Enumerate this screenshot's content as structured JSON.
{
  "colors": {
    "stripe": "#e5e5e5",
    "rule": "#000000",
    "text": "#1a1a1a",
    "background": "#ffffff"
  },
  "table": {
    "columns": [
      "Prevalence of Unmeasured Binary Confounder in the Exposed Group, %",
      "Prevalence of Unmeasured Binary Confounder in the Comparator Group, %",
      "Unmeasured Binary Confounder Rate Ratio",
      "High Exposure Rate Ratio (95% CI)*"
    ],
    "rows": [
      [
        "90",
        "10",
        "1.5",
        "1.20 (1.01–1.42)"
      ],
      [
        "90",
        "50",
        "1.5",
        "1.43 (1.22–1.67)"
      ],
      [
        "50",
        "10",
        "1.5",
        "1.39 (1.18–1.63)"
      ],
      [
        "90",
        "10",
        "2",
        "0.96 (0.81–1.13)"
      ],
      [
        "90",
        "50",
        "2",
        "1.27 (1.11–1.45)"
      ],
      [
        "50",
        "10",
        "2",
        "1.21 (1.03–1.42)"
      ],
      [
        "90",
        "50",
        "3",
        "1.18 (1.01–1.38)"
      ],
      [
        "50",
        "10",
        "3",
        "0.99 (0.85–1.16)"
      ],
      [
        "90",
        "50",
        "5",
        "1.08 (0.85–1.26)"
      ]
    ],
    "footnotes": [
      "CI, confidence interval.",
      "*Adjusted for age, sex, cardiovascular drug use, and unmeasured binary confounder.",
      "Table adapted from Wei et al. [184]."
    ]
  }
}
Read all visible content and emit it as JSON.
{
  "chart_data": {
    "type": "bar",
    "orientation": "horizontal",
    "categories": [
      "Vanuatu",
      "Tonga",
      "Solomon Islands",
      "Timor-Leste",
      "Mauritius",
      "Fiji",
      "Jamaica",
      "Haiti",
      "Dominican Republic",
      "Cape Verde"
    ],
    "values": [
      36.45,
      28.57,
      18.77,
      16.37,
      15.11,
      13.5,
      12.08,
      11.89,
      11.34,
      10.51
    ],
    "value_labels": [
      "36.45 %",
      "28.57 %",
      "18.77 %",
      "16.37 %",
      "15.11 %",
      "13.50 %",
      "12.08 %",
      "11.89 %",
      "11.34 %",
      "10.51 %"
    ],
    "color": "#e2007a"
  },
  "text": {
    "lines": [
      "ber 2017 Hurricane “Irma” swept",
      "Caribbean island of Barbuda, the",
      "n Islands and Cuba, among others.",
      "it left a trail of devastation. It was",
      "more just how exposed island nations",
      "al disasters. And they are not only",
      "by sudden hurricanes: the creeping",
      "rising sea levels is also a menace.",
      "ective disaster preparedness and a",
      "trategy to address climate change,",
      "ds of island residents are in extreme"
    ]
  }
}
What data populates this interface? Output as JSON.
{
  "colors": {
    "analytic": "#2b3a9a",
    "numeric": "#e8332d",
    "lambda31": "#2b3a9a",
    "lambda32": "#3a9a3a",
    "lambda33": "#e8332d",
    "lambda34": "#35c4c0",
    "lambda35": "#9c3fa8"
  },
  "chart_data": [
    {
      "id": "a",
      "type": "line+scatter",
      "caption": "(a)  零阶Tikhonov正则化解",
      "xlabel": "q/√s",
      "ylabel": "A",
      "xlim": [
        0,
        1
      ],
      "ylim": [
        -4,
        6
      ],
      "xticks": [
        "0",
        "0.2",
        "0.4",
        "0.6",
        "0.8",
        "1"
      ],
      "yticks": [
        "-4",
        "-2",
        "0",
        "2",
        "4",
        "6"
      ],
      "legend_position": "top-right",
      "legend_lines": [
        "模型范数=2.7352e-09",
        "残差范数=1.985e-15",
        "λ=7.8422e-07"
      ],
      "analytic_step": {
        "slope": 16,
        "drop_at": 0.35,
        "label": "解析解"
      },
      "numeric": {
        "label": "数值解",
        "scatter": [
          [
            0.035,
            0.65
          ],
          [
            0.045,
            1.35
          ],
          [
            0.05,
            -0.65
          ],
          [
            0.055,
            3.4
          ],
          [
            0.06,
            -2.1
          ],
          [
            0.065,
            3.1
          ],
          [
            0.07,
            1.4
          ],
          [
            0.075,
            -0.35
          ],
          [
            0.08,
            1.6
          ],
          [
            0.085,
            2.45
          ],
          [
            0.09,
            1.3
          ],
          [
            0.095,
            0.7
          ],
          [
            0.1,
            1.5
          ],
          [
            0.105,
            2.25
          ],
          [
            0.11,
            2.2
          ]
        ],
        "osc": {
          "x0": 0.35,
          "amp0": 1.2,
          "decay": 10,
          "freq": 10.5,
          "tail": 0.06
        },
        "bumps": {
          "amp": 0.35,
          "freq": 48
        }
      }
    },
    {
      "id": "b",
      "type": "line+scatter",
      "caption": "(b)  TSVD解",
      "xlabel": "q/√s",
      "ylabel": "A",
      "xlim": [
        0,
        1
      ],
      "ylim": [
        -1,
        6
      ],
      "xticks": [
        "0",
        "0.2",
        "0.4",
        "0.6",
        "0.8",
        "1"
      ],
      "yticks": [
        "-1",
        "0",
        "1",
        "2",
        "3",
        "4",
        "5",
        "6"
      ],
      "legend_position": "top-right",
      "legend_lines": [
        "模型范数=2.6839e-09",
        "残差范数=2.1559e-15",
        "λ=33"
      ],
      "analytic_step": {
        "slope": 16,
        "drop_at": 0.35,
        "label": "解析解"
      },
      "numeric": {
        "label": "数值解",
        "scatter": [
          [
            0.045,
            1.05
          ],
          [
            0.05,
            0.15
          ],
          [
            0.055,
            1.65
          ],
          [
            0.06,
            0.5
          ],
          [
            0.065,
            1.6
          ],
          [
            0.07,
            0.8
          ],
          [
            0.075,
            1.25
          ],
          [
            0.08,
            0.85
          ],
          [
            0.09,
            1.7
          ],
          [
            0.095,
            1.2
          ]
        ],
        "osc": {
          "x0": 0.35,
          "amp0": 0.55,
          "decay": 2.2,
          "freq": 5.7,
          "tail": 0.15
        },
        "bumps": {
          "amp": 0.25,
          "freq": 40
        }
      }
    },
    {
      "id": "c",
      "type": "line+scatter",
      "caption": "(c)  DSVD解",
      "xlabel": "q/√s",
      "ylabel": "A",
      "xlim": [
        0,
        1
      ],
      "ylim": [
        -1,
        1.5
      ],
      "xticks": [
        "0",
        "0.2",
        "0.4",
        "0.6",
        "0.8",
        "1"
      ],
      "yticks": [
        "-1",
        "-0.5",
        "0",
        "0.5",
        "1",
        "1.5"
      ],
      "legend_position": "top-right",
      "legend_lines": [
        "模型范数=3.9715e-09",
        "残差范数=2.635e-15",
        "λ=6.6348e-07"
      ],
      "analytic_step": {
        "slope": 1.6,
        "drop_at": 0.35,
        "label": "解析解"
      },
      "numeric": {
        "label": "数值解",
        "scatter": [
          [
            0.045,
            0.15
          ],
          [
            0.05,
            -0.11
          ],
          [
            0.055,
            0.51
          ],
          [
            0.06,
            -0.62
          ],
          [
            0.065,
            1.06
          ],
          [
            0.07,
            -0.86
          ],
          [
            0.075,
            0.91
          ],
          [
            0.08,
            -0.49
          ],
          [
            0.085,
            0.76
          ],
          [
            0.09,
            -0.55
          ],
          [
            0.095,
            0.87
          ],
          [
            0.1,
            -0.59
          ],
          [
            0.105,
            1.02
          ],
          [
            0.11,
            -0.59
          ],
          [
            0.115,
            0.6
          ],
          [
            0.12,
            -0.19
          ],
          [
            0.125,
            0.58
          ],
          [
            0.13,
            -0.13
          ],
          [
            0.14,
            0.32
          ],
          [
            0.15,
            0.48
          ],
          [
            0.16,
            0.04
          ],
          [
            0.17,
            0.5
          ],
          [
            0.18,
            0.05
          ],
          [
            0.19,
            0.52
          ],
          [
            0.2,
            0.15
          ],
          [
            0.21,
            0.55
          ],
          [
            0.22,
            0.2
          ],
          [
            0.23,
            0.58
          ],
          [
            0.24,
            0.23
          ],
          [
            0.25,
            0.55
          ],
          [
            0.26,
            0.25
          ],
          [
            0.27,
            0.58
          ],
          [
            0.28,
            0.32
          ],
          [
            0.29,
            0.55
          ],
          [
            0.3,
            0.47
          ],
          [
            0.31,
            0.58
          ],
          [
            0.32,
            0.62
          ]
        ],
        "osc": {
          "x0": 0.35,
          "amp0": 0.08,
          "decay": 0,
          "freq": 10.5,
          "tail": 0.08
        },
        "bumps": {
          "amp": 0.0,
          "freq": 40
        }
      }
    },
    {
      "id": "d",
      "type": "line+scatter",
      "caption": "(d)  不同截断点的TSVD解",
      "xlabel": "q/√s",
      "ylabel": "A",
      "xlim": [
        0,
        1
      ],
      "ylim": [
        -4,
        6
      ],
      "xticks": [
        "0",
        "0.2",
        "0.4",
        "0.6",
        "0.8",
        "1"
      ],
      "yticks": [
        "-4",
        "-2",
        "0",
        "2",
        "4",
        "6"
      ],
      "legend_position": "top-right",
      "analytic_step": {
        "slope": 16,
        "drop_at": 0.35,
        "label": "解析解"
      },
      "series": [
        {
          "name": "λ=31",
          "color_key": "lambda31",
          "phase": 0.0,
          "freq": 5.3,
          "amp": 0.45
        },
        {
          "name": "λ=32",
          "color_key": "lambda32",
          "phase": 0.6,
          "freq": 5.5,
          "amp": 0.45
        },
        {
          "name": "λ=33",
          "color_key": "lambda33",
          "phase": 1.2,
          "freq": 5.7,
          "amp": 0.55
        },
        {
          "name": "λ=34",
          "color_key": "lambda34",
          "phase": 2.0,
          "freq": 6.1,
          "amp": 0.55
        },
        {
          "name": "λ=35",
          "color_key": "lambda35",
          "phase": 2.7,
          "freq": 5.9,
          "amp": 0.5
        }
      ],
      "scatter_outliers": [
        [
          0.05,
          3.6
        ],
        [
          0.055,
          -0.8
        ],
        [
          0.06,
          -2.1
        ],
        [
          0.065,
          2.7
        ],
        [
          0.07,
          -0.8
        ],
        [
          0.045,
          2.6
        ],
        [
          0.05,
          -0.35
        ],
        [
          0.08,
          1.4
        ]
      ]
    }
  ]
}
------
- Directions for this task:
Tally up the lines with the word "Prevalence" in them, and answer with that number by itself.

- Complete response:
2